[Data entries for graphics]
((

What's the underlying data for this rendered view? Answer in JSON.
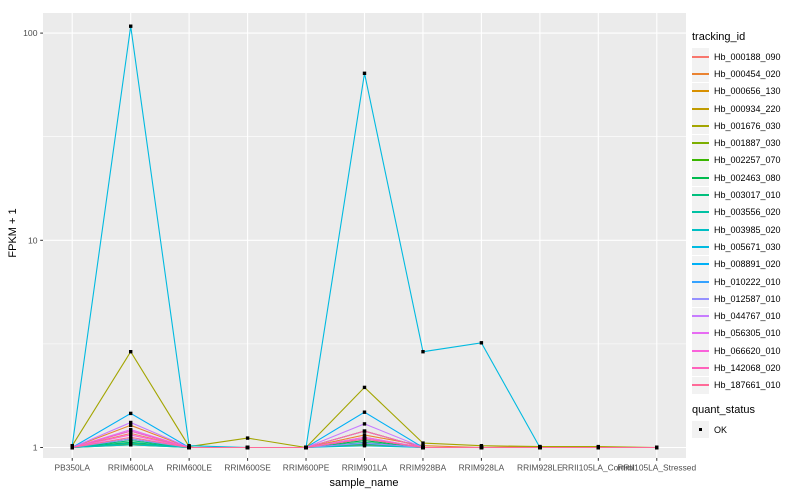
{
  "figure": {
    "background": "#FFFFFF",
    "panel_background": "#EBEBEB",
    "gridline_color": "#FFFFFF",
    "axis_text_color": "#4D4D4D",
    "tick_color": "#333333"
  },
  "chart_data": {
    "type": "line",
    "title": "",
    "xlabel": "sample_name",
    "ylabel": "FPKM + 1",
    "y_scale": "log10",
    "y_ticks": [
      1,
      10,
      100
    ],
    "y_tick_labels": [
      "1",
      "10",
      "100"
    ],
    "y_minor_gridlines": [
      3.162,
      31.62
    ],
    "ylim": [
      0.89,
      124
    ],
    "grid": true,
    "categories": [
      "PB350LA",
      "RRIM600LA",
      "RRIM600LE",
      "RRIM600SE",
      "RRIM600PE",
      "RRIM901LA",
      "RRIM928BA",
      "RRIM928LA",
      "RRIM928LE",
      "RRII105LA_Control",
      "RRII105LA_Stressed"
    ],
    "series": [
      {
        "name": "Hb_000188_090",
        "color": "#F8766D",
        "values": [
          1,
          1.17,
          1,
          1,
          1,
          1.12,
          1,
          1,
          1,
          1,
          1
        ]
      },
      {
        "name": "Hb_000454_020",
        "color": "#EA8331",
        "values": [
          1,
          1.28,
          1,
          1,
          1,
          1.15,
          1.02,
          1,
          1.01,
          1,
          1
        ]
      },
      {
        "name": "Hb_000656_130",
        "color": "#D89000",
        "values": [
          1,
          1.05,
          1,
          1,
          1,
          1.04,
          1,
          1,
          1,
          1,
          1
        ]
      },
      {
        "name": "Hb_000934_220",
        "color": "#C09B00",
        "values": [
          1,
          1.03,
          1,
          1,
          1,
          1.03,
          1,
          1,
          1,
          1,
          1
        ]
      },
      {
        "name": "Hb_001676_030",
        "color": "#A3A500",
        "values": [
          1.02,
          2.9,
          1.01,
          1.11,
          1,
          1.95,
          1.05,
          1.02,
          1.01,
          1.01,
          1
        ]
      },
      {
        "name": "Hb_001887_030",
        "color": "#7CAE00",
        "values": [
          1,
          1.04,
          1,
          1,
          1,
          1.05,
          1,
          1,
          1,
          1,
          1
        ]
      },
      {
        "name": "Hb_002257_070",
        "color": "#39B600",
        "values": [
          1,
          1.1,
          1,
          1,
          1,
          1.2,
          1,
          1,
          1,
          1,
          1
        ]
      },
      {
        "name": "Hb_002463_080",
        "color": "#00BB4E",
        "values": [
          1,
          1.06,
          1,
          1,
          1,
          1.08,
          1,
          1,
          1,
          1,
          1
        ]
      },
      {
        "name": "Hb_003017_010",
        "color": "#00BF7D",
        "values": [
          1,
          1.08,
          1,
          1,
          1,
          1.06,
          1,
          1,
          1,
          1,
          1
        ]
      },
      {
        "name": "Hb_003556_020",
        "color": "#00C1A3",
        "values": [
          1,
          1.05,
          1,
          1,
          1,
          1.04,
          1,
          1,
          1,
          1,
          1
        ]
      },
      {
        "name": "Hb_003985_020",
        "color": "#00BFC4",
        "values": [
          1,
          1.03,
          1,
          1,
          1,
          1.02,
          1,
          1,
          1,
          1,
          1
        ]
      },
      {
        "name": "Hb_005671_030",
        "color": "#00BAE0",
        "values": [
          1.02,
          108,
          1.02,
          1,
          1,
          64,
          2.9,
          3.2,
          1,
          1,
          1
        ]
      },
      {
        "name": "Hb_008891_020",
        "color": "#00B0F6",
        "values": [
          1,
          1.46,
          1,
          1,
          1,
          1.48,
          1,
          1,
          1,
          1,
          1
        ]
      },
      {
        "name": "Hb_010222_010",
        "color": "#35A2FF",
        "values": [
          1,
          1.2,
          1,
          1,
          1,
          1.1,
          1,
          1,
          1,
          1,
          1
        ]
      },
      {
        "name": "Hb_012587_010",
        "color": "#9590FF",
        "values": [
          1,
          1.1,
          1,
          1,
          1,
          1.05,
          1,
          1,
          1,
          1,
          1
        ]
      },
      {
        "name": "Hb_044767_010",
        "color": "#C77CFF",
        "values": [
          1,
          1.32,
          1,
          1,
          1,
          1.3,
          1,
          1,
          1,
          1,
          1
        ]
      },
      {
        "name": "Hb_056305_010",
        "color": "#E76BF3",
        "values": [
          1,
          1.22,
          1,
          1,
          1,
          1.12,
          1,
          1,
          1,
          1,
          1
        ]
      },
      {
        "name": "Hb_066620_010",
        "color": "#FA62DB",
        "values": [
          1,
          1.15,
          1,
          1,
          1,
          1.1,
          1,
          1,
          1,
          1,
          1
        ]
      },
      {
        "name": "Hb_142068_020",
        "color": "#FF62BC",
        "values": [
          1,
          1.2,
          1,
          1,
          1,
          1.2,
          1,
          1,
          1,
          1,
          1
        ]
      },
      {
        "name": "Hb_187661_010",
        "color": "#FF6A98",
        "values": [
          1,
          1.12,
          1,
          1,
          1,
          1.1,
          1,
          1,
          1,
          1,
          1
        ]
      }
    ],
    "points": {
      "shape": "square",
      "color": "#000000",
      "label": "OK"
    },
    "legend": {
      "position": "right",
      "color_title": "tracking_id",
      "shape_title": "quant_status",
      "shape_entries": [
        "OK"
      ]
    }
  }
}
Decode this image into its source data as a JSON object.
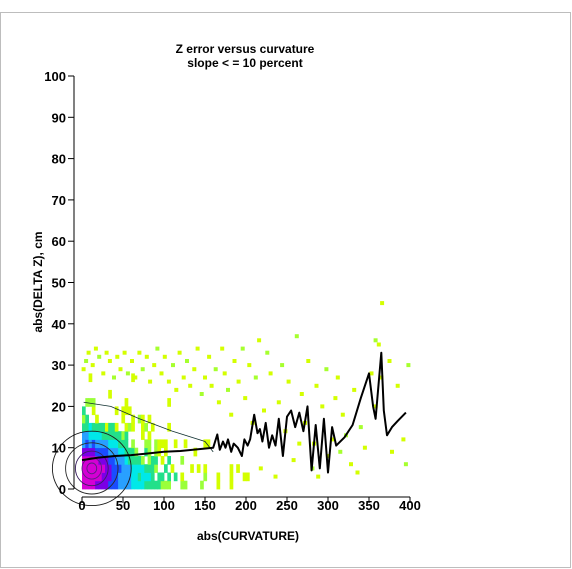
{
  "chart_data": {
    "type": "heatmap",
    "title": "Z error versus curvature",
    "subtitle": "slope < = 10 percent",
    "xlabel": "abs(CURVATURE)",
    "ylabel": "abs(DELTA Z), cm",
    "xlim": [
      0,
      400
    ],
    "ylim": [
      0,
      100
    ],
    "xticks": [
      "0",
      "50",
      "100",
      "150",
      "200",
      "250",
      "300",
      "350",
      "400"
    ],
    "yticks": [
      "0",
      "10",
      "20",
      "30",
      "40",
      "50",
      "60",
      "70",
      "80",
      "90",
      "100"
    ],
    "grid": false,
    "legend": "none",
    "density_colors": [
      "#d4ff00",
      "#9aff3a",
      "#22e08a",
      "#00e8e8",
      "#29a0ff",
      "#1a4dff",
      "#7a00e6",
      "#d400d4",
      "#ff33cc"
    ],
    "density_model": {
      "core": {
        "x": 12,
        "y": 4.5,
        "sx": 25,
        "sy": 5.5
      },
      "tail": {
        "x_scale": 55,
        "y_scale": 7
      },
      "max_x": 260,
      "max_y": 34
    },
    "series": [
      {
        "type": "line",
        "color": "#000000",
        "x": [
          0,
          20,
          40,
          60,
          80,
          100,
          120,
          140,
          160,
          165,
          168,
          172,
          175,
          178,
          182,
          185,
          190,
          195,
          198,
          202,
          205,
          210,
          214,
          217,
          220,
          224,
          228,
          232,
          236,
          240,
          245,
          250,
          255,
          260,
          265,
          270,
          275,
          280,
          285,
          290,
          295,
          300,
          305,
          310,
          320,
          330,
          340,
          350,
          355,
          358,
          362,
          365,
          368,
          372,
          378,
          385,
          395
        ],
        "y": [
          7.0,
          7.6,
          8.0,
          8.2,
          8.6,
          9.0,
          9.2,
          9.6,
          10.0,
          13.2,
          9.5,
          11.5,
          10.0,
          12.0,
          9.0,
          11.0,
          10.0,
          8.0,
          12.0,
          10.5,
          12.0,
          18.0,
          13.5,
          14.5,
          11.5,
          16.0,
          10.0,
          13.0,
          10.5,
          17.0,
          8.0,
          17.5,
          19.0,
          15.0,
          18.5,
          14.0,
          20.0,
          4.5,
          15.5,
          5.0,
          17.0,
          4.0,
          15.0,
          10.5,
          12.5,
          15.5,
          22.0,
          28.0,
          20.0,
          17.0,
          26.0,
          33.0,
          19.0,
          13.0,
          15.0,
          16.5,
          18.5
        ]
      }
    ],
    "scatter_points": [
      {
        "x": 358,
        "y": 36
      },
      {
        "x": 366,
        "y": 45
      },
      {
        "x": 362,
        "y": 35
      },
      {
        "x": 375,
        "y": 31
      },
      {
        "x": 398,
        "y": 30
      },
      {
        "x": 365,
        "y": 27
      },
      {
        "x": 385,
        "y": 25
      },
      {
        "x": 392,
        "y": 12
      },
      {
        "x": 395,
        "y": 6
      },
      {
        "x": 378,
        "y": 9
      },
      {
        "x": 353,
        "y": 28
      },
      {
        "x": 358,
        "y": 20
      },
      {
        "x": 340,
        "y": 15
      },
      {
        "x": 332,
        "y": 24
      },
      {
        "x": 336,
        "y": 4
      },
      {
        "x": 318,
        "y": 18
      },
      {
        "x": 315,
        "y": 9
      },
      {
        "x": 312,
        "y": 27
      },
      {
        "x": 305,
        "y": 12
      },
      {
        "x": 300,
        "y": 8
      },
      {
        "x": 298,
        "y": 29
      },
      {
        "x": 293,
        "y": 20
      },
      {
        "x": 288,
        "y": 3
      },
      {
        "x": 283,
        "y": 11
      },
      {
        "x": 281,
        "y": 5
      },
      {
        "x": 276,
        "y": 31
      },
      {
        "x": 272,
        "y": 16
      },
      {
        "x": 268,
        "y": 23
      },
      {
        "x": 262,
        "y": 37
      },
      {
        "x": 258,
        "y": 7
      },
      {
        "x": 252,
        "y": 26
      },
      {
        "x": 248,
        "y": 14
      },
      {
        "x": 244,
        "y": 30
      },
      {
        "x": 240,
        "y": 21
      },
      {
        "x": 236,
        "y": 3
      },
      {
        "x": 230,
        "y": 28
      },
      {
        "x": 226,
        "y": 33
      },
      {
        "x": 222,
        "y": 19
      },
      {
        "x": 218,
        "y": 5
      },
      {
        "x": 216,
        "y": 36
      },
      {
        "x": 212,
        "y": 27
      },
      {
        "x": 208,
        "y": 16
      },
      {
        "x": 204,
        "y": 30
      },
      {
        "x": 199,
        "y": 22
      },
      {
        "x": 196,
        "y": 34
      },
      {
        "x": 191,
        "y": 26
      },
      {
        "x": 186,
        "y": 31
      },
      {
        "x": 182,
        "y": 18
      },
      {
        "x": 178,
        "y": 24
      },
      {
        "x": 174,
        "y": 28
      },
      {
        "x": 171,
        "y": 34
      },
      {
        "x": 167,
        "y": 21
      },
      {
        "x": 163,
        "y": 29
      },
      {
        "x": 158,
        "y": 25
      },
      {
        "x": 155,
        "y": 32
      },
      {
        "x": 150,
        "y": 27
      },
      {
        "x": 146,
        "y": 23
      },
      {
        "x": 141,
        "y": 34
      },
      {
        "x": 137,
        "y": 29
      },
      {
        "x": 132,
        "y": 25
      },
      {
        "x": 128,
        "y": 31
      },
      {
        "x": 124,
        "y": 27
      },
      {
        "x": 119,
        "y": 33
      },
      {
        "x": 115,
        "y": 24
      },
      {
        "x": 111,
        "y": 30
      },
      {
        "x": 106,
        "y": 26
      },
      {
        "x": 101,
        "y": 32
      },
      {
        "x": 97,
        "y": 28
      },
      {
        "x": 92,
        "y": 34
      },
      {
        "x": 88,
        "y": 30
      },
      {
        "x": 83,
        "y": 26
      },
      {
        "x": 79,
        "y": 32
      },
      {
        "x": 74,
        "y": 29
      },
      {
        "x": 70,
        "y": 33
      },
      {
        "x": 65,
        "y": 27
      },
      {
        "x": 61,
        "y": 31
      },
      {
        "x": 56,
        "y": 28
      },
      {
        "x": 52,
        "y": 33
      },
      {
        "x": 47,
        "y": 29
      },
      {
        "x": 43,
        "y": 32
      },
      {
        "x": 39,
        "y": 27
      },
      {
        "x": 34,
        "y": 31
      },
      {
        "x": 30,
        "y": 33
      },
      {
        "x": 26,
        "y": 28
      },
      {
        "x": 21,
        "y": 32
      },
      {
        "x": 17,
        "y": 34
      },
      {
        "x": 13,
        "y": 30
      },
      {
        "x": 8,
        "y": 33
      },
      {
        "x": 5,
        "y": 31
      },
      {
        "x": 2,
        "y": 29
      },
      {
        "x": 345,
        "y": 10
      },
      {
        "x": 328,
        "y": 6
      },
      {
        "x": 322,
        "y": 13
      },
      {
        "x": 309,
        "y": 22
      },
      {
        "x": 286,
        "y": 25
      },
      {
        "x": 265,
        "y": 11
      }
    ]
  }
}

))

- _Your goal_:
Look above for every line with the word "this" and copy it.

- _Solution_:
What's the underlying data for this rendered view? Answer in JSON.
Decode this image into its source data as a JSON object.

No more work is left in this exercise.